(Records)
· · · · ·

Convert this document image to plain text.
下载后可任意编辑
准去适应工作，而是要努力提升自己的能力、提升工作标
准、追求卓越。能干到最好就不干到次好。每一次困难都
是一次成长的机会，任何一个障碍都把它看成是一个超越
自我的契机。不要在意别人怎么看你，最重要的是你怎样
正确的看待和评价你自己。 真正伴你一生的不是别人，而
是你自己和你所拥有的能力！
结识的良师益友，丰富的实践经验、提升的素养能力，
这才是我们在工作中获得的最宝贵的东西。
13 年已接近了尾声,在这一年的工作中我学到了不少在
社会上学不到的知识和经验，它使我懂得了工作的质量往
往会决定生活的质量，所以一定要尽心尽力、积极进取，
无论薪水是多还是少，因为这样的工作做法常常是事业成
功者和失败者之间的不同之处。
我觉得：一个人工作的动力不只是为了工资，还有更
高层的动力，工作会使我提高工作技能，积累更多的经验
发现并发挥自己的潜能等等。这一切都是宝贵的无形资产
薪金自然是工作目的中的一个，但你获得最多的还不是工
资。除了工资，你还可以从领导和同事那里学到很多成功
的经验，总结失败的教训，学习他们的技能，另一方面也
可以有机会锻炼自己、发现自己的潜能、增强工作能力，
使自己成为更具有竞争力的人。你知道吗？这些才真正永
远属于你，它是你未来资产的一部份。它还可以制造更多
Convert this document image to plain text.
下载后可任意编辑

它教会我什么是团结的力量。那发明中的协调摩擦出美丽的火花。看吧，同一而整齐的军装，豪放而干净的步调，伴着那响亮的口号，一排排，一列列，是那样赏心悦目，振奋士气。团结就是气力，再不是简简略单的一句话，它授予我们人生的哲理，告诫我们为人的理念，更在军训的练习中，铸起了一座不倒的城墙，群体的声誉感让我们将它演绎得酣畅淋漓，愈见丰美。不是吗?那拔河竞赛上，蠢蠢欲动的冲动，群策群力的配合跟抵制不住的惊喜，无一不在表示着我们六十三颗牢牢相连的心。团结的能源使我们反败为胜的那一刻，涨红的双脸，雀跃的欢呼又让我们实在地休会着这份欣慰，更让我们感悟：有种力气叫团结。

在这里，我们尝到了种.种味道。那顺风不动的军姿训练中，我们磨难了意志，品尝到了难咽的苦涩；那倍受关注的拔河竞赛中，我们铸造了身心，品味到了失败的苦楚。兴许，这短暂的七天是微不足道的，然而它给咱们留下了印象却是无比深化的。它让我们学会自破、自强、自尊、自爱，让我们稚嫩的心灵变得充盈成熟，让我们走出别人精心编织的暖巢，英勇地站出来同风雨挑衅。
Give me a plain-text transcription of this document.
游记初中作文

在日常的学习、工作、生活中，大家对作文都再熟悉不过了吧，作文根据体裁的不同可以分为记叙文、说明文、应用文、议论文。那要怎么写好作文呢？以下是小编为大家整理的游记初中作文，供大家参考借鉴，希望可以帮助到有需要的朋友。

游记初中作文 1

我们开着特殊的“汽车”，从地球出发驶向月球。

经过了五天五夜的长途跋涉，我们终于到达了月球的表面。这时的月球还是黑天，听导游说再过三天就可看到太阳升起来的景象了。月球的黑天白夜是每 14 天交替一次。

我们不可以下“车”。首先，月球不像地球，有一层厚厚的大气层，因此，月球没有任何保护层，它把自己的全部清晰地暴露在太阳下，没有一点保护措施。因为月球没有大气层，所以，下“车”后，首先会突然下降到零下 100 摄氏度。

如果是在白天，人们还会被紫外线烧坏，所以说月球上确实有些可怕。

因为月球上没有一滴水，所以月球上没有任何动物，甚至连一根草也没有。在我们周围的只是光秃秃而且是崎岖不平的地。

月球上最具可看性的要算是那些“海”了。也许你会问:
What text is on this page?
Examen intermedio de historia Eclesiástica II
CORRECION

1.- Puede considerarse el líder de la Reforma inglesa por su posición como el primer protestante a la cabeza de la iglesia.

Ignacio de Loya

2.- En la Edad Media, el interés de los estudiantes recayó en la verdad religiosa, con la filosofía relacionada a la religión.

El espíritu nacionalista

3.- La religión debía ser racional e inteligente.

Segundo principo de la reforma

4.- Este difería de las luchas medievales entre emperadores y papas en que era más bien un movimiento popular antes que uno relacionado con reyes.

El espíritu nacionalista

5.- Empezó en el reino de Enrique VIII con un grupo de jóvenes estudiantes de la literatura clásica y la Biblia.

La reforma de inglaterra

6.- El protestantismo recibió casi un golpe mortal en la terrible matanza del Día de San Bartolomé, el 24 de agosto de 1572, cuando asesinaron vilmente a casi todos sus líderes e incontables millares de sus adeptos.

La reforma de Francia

· · · · ·

• [WHAT NEEDS TO BE DONE]: Set down all of the entries exactly, please.

• [FULL OUTPUT]:
Convert this document image to plain text.
下载后可任意编辑
准去适应工作，而是要努力提升自己的能力、提升工作标
准、追求卓越。能干到最好就不干到次好。每一次困难都
是一次成长的机会，任何一个障碍都把它看成是一个超越
自我的契机。不要在意别人怎么看你，最重要的是你怎样
正确的看待和评价你自己。 真正伴你一生的不是别人，而
是你自己和你所拥有的能力！
结识的良师益友，丰富的实践经验、提升的素养能力，
这才是我们在工作中获得的最宝贵的东西。
13 年已接近了尾声,在这一年的工作中我学到了不少在
社会上学不到的知识和经验，它使我懂得了工作的质量往
往会决定生活的质量，所以一定要尽心尽力、积极进取，
无论薪水是多还是少，因为这样的工作做法常常是事业成
功者和失败者之间的不同之处。
我觉得：一个人工作的动力不只是为了工资，还有更
高层的动力，工作会使我提高工作技能，积累更多的经验
发现并发挥自己的潜能等等。这一切都是宝贵的无形资产
薪金自然是工作目的中的一个，但你获得最多的还不是工
资。除了工资，你还可以从领导和同事那里学到很多成功
的经验，总结失败的教训，学习他们的技能，另一方面也
可以有机会锻炼自己、发现自己的潜能、增强工作能力，
使自己成为更具有竞争力的人。你知道吗？这些才真正永
远属于你，它是你未来资产的一部份。它还可以制造更多
Convert this document image to plain text.
下载后可任意编辑

它教会我什么是团结的力量。那发明中的协调摩擦出美丽的火花。看吧，同一而整齐的军装，豪放而干净的步调，伴着那响亮的口号，一排排，一列列，是那样赏心悦目，振奋士气。团结就是气力，再不是简简略单的一句话，它授予我们人生的哲理，告诫我们为人的理念，更在军训的练习中，铸起了一座不倒的城墙，群体的声誉感让我们将它演绎得酣畅淋漓，愈见丰美。不是吗?那拔河竞赛上，蠢蠢欲动的冲动，群策群力的配合跟抵制不住的惊喜，无一不在表示着我们六十三颗牢牢相连的心。团结的能源使我们反败为胜的那一刻，涨红的双脸，雀跃的欢呼又让我们实在地休会着这份欣慰，更让我们感悟：有种力气叫团结。

在这里，我们尝到了种.种味道。那顺风不动的军姿训练中，我们磨难了意志，品尝到了难咽的苦涩；那倍受关注的拔河竞赛中，我们铸造了身心，品味到了失败的苦楚。兴许，这短暂的七天是微不足道的，然而它给咱们留下了印象却是无比深化的。它让我们学会自破、自强、自尊、自爱，让我们稚嫩的心灵变得充盈成熟，让我们走出别人精心编织的暖巢，英勇地站出来同风雨挑衅。
Give me a plain-text transcription of this document.
游记初中作文

在日常的学习、工作、生活中，大家对作文都再熟悉不过了吧，作文根据体裁的不同可以分为记叙文、说明文、应用文、议论文。那要怎么写好作文呢？以下是小编为大家整理的游记初中作文，供大家参考借鉴，希望可以帮助到有需要的朋友。

游记初中作文 1

我们开着特殊的“汽车”，从地球出发驶向月球。

经过了五天五夜的长途跋涉，我们终于到达了月球的表面。这时的月球还是黑天，听导游说再过三天就可看到太阳升起来的景象了。月球的黑天白夜是每 14 天交替一次。

我们不可以下“车”。首先，月球不像地球，有一层厚厚的大气层，因此，月球没有任何保护层，它把自己的全部清晰地暴露在太阳下，没有一点保护措施。因为月球没有大气层，所以，下“车”后，首先会突然下降到零下 100 摄氏度。

如果是在白天，人们还会被紫外线烧坏，所以说月球上确实有些可怕。

因为月球上没有一滴水，所以月球上没有任何动物，甚至连一根草也没有。在我们周围的只是光秃秃而且是崎岖不平的地。

月球上最具可看性的要算是那些“海”了。也许你会问:
What text is on this page?
Examen intermedio de historia Eclesiástica II
CORRECION

1.- Puede considerarse el líder de la Reforma inglesa por su posición como el primer protestante a la cabeza de la iglesia.

Ignacio de Loya

2.- En la Edad Media, el interés de los estudiantes recayó en la verdad religiosa, con la filosofía relacionada a la religión.

El espíritu nacionalista

3.- La religión debía ser racional e inteligente.

Segundo principo de la reforma

4.- Este difería de las luchas medievales entre emperadores y papas en que era más bien un movimiento popular antes que uno relacionado con reyes.

El espíritu nacionalista

5.- Empezó en el reino de Enrique VIII con un grupo de jóvenes estudiantes de la literatura clásica y la Biblia.

La reforma de inglaterra

6.- El protestantismo recibió casi un golpe mortal en la terrible matanza del Día de San Bartolomé, el 24 de agosto de 1572, cuando asesinaron vilmente a casi todos sus líderes e incontables millares de sus adeptos.

La reforma de Francia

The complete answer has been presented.